Wybrany fragment ▸
......
Bóg znaków i cudów ciągle jest wśród nas!

W życiu „kościelnym” bardzo często spotykam się z dwoma kontrastami. Pierwszy biegun, który znajduję w Biblii, to życie wierzącego przepełnione znakami, cudami i uzdrowieniami. Drugi – to obraz „normalnego” chrześcijaństwa – bez ponad naturalnych interwencji, taki swoisty zimny wychów cieląt :-). Bóg oczywiście kocha, ale tak jakby na odległość, z dystansem. Wszystko ma być robione poprawnie i bez zbędnych emocji. W tym świecie jest miejsce na mądrość ludzką, nie Bożą. Ta mądrość spod Tronu Łaski często jest ciężko przyswajana i, co niektórym wydaje się jeszcze gorsze, nie da się jej racjonalnie wytłumaczyć. Myślę, że w tym właśnie jest pies pogrzebany.
......
Zapisane rekordy ▸
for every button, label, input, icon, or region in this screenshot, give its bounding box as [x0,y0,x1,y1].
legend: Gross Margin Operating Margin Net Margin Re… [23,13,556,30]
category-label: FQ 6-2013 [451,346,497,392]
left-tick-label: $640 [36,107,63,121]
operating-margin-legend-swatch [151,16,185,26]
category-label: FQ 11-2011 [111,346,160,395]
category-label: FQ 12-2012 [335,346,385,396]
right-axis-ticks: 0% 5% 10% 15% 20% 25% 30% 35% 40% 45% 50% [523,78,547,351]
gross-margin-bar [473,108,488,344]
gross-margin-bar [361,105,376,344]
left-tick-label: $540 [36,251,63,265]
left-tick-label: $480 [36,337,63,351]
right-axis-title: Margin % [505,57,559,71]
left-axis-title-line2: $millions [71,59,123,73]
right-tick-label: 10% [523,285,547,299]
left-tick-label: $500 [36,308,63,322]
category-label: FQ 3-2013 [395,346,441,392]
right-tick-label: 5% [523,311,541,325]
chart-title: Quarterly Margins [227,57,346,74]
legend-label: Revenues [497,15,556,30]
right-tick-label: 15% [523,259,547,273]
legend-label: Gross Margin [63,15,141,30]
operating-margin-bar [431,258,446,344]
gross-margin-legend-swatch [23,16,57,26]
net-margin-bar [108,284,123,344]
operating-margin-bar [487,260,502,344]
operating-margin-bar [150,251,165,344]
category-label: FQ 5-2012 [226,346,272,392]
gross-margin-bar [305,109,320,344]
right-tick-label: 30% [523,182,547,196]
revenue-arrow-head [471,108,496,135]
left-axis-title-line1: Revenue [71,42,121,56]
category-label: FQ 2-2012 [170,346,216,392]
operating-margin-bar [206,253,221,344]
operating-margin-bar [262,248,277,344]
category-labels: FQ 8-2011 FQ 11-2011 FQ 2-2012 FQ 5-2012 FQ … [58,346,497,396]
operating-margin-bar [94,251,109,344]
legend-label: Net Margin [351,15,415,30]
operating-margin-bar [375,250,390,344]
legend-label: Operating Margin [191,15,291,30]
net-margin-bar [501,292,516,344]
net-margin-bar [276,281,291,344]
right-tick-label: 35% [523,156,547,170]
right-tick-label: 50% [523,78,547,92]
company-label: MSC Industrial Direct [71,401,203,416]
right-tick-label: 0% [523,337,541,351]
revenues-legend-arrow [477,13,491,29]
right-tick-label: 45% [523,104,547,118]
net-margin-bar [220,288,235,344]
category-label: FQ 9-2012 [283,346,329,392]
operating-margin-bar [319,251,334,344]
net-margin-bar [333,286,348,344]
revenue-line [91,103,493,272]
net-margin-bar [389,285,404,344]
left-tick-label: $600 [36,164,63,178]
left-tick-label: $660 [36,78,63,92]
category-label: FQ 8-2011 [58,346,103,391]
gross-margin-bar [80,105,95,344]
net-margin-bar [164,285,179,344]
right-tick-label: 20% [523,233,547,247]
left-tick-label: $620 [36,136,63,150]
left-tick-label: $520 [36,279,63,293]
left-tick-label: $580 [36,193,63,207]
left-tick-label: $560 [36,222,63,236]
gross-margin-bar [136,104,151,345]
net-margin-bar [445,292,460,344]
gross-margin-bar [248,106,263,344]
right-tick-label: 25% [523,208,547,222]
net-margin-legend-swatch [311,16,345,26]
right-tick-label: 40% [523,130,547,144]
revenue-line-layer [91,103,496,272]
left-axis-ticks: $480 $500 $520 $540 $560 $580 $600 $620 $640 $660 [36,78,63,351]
......
Lista zadań ▸
1. Przepisz dokładnie cały tekst o Bogu znaków i cudów.
2. Pokaż wszystkie wiersze rekordów, w których występuje słowo „axis”. Wielkość liter ma znaczenie.

Wyniki zadań ▸
1.
Bóg znaków i cudów ciągle jest wśród nas!

W życiu „kościelnym” bardzo często spotykam się z dwoma kontrastami. Pierwszy biegun, który znajduję w Biblii, to życie wierzącego przepełnione znakami, cudami i uzdrowieniami. Drugi – to obraz „normalnego” chrześcijaństwa – bez ponad naturalnych interwencji, taki swoisty zimny wychów cieląt :-). Bóg oczywiście kocha, ale tak jakby na odległość, z dystansem. Wszystko ma być robione poprawnie i bez zbędnych emocji. W tym świecie jest miejsce na mądrość ludzką, nie Bożą. Ta mądrość spod Tronu Łaski często jest ciężko przyswajana i, co niektórym wydaje się jeszcze gorsze, nie da się jej racjonalnie wytłumaczyć. Myślę, że w tym właśnie jest pies pogrzebany.

2.
right-axis-ticks: 0% 5% 10% 15% 20% 25% 30% 35% 40% 45% 50% [523,78,547,351]
right-axis-title: Margin % [505,57,559,71]
left-axis-title-line2: $millions [71,59,123,73]
left-axis-title-line1: Revenue [71,42,121,56]
left-axis-ticks: $480 $500 $520 $540 $560 $580 $600 $620 $640 $660 [36,78,63,351]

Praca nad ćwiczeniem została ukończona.